**What you should do**
Emit the data below verbatim, stripping out any pictures.

(Records that describe figures)
##########

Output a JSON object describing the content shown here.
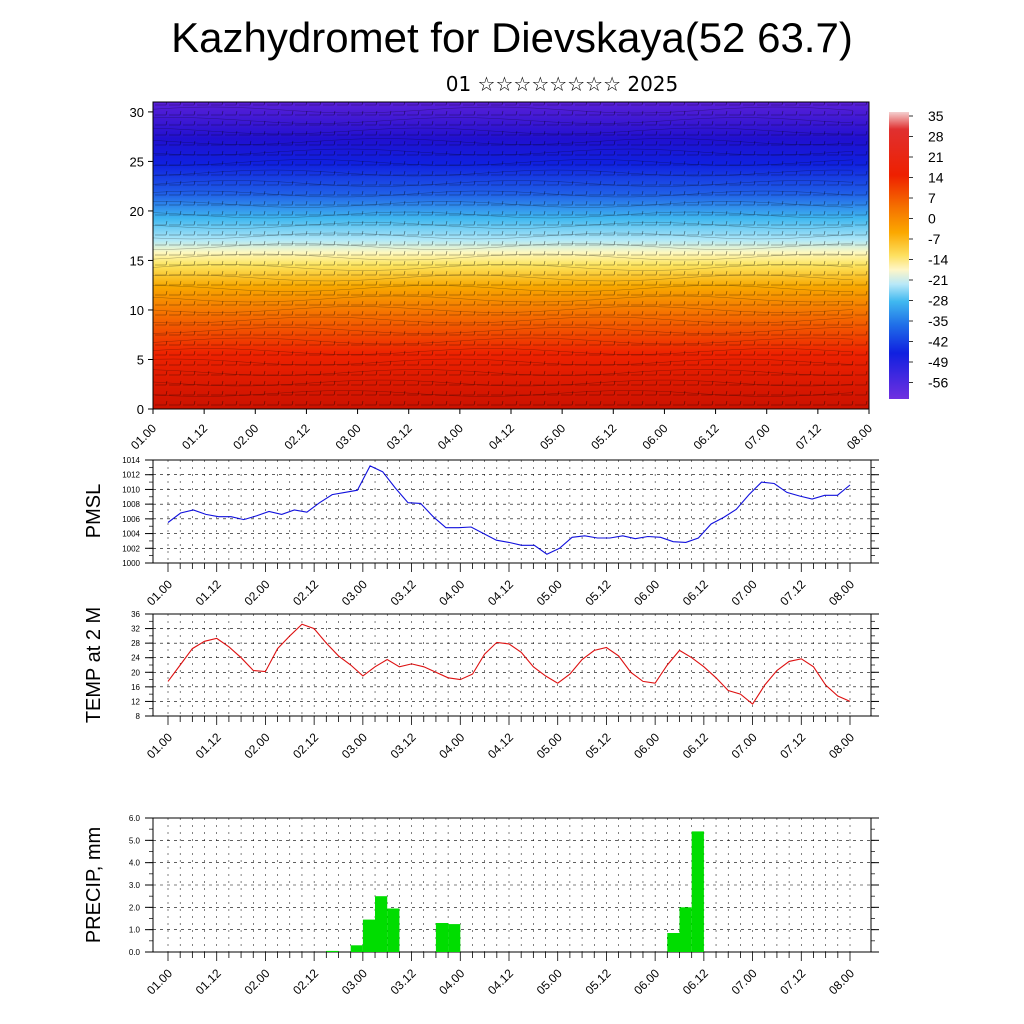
{
  "header": {
    "title": "Kazhydromet for Dievskaya(52 63.7)",
    "subtitle": "01 ☆☆☆☆☆☆☆☆ 2025"
  },
  "x_tick_labels": [
    "01.00",
    "01.12",
    "02.00",
    "02.12",
    "03.00",
    "03.12",
    "04.00",
    "04.12",
    "05.00",
    "05.12",
    "06.00",
    "06.12",
    "07.00",
    "07.12",
    "08.00"
  ],
  "colors": {
    "pmsl_line": "#1010dd",
    "temp_line": "#dd1010",
    "precip_bar": "#00dd00"
  },
  "chart_data": [
    {
      "id": "cross-section",
      "type": "heatmap",
      "x_ticks": [
        "01.00",
        "01.12",
        "02.00",
        "02.12",
        "03.00",
        "03.12",
        "04.00",
        "04.12",
        "05.00",
        "05.12",
        "06.00",
        "06.12",
        "07.00",
        "07.12",
        "08.00"
      ],
      "y_ticks": [
        "0",
        "5",
        "10",
        "15",
        "20",
        "25",
        "30"
      ],
      "ylim": [
        0,
        31
      ],
      "colorbar_labels": [
        "35",
        "28",
        "21",
        "14",
        "7",
        "0",
        "-7",
        "-14",
        "-21",
        "-28",
        "-35",
        "-42",
        "-49",
        "-56"
      ],
      "colorbar_range": [
        -60,
        38
      ],
      "description_fields": "temperature shaded with wind barbs and streamlines"
    },
    {
      "id": "pmsl",
      "type": "line",
      "ylabel": "PMSL",
      "ylim": [
        1000,
        1014
      ],
      "y_ticks": [
        "1014",
        "1012",
        "1010",
        "1008",
        "1006",
        "1004",
        "1002",
        "1000"
      ],
      "x_ticks": [
        "01.00",
        "01.12",
        "02.00",
        "02.12",
        "03.00",
        "03.12",
        "04.00",
        "04.12",
        "05.00",
        "05.12",
        "06.00",
        "06.12",
        "07.00",
        "07.12",
        "08.00"
      ],
      "values": [
        1005.5,
        1006.8,
        1007.2,
        1006.6,
        1006.3,
        1006.3,
        1005.9,
        1006.4,
        1007.0,
        1006.6,
        1007.2,
        1006.9,
        1008.2,
        1009.3,
        1009.6,
        1009.9,
        1013.2,
        1012.4,
        1010.2,
        1008.2,
        1008.1,
        1006.3,
        1004.8,
        1004.8,
        1004.9,
        1004.0,
        1003.1,
        1002.8,
        1002.4,
        1002.4,
        1001.2,
        1002.0,
        1003.5,
        1003.7,
        1003.4,
        1003.4,
        1003.7,
        1003.3,
        1003.6,
        1003.5,
        1002.9,
        1002.8,
        1003.4,
        1005.3,
        1006.2,
        1007.3,
        1009.3,
        1011.0,
        1010.8,
        1009.6,
        1009.1,
        1008.7,
        1009.2,
        1009.2,
        1010.6
      ]
    },
    {
      "id": "temp",
      "type": "line",
      "ylabel": "TEMP at 2 M",
      "ylim": [
        8,
        36
      ],
      "y_ticks": [
        "36",
        "32",
        "28",
        "24",
        "20",
        "16",
        "12",
        "8"
      ],
      "x_ticks": [
        "01.00",
        "01.12",
        "02.00",
        "02.12",
        "03.00",
        "03.12",
        "04.00",
        "04.12",
        "05.00",
        "05.12",
        "06.00",
        "06.12",
        "07.00",
        "07.12",
        "08.00"
      ],
      "values": [
        17.5,
        22.0,
        26.5,
        28.5,
        29.3,
        27.0,
        24.0,
        20.5,
        20.2,
        26.5,
        30.0,
        33.2,
        32.0,
        28.0,
        24.5,
        22.0,
        19.0,
        21.5,
        23.5,
        21.5,
        22.3,
        21.5,
        20.0,
        18.5,
        18.0,
        19.5,
        25.0,
        28.2,
        27.8,
        25.5,
        21.5,
        19.0,
        17.0,
        19.5,
        23.5,
        26.0,
        26.8,
        24.5,
        20.0,
        17.5,
        17.0,
        22.0,
        26.0,
        24.0,
        21.5,
        18.5,
        15.0,
        14.0,
        11.3,
        16.5,
        20.5,
        23.0,
        23.7,
        21.5,
        16.5,
        13.5,
        12.0
      ]
    },
    {
      "id": "precip",
      "type": "bar",
      "ylabel": "PRECIP, mm",
      "ylim": [
        0,
        6
      ],
      "y_ticks": [
        "6.0",
        "5.0",
        "4.0",
        "3.0",
        "2.0",
        "1.0",
        "0.0"
      ],
      "x_ticks": [
        "01.00",
        "01.12",
        "02.00",
        "02.12",
        "03.00",
        "03.12",
        "04.00",
        "04.12",
        "05.00",
        "05.12",
        "06.00",
        "06.12",
        "07.00",
        "07.12",
        "08.00"
      ],
      "bars": [
        {
          "time": 13.0,
          "value": 0.05
        },
        {
          "time": 15.0,
          "value": 0.3
        },
        {
          "time": 16.0,
          "value": 1.45
        },
        {
          "time": 17.0,
          "value": 2.5
        },
        {
          "time": 18.0,
          "value": 1.95
        },
        {
          "time": 22.0,
          "value": 1.3
        },
        {
          "time": 23.0,
          "value": 1.25
        },
        {
          "time": 41.0,
          "value": 0.85
        },
        {
          "time": 42.0,
          "value": 2.0
        },
        {
          "time": 43.0,
          "value": 5.4
        }
      ],
      "bar_width_steps": 1
    }
  ]
}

##########

**Written answer**
Output a JSON object describing the content shown here.
{
  "header": {
    "title": "Kazhydromet for Dievskaya(52 63.7)",
    "subtitle": "01 ☆☆☆☆☆☆☆☆ 2025"
  },
  "x_tick_labels": [
    "01.00",
    "01.12",
    "02.00",
    "02.12",
    "03.00",
    "03.12",
    "04.00",
    "04.12",
    "05.00",
    "05.12",
    "06.00",
    "06.12",
    "07.00",
    "07.12",
    "08.00"
  ],
  "colors": {
    "pmsl_line": "#1010dd",
    "temp_line": "#dd1010",
    "precip_bar": "#00dd00"
  },
  "chart_data": [
    {
      "id": "cross-section",
      "type": "heatmap",
      "x_ticks": [
        "01.00",
        "01.12",
        "02.00",
        "02.12",
        "03.00",
        "03.12",
        "04.00",
        "04.12",
        "05.00",
        "05.12",
        "06.00",
        "06.12",
        "07.00",
        "07.12",
        "08.00"
      ],
      "y_ticks": [
        "0",
        "5",
        "10",
        "15",
        "20",
        "25",
        "30"
      ],
      "ylim": [
        0,
        31
      ],
      "colorbar_labels": [
        "35",
        "28",
        "21",
        "14",
        "7",
        "0",
        "-7",
        "-14",
        "-21",
        "-28",
        "-35",
        "-42",
        "-49",
        "-56"
      ],
      "colorbar_range": [
        -60,
        38
      ],
      "description_fields": "temperature shaded with wind barbs and streamlines"
    },
    {
      "id": "pmsl",
      "type": "line",
      "ylabel": "PMSL",
      "ylim": [
        1000,
        1014
      ],
      "y_ticks": [
        "1014",
        "1012",
        "1010",
        "1008",
        "1006",
        "1004",
        "1002",
        "1000"
      ],
      "x_ticks": [
        "01.00",
        "01.12",
        "02.00",
        "02.12",
        "03.00",
        "03.12",
        "04.00",
        "04.12",
        "05.00",
        "05.12",
        "06.00",
        "06.12",
        "07.00",
        "07.12",
        "08.00"
      ],
      "values": [
        1005.5,
        1006.8,
        1007.2,
        1006.6,
        1006.3,
        1006.3,
        1005.9,
        1006.4,
        1007.0,
        1006.6,
        1007.2,
        1006.9,
        1008.2,
        1009.3,
        1009.6,
        1009.9,
        1013.2,
        1012.4,
        1010.2,
        1008.2,
        1008.1,
        1006.3,
        1004.8,
        1004.8,
        1004.9,
        1004.0,
        1003.1,
        1002.8,
        1002.4,
        1002.4,
        1001.2,
        1002.0,
        1003.5,
        1003.7,
        1003.4,
        1003.4,
        1003.7,
        1003.3,
        1003.6,
        1003.5,
        1002.9,
        1002.8,
        1003.4,
        1005.3,
        1006.2,
        1007.3,
        1009.3,
        1011.0,
        1010.8,
        1009.6,
        1009.1,
        1008.7,
        1009.2,
        1009.2,
        1010.6
      ]
    },
    {
      "id": "temp",
      "type": "line",
      "ylabel": "TEMP at 2 M",
      "ylim": [
        8,
        36
      ],
      "y_ticks": [
        "36",
        "32",
        "28",
        "24",
        "20",
        "16",
        "12",
        "8"
      ],
      "x_ticks": [
        "01.00",
        "01.12",
        "02.00",
        "02.12",
        "03.00",
        "03.12",
        "04.00",
        "04.12",
        "05.00",
        "05.12",
        "06.00",
        "06.12",
        "07.00",
        "07.12",
        "08.00"
      ],
      "values": [
        17.5,
        22.0,
        26.5,
        28.5,
        29.3,
        27.0,
        24.0,
        20.5,
        20.2,
        26.5,
        30.0,
        33.2,
        32.0,
        28.0,
        24.5,
        22.0,
        19.0,
        21.5,
        23.5,
        21.5,
        22.3,
        21.5,
        20.0,
        18.5,
        18.0,
        19.5,
        25.0,
        28.2,
        27.8,
        25.5,
        21.5,
        19.0,
        17.0,
        19.5,
        23.5,
        26.0,
        26.8,
        24.5,
        20.0,
        17.5,
        17.0,
        22.0,
        26.0,
        24.0,
        21.5,
        18.5,
        15.0,
        14.0,
        11.3,
        16.5,
        20.5,
        23.0,
        23.7,
        21.5,
        16.5,
        13.5,
        12.0
      ]
    },
    {
      "id": "precip",
      "type": "bar",
      "ylabel": "PRECIP, mm",
      "ylim": [
        0,
        6
      ],
      "y_ticks": [
        "6.0",
        "5.0",
        "4.0",
        "3.0",
        "2.0",
        "1.0",
        "0.0"
      ],
      "x_ticks": [
        "01.00",
        "01.12",
        "02.00",
        "02.12",
        "03.00",
        "03.12",
        "04.00",
        "04.12",
        "05.00",
        "05.12",
        "06.00",
        "06.12",
        "07.00",
        "07.12",
        "08.00"
      ],
      "bars": [
        {
          "time": 13.0,
          "value": 0.05
        },
        {
          "time": 15.0,
          "value": 0.3
        },
        {
          "time": 16.0,
          "value": 1.45
        },
        {
          "time": 17.0,
          "value": 2.5
        },
        {
          "time": 18.0,
          "value": 1.95
        },
        {
          "time": 22.0,
          "value": 1.3
        },
        {
          "time": 23.0,
          "value": 1.25
        },
        {
          "time": 41.0,
          "value": 0.85
        },
        {
          "time": 42.0,
          "value": 2.0
        },
        {
          "time": 43.0,
          "value": 5.4
        }
      ],
      "bar_width_steps": 1
    }
  ]
}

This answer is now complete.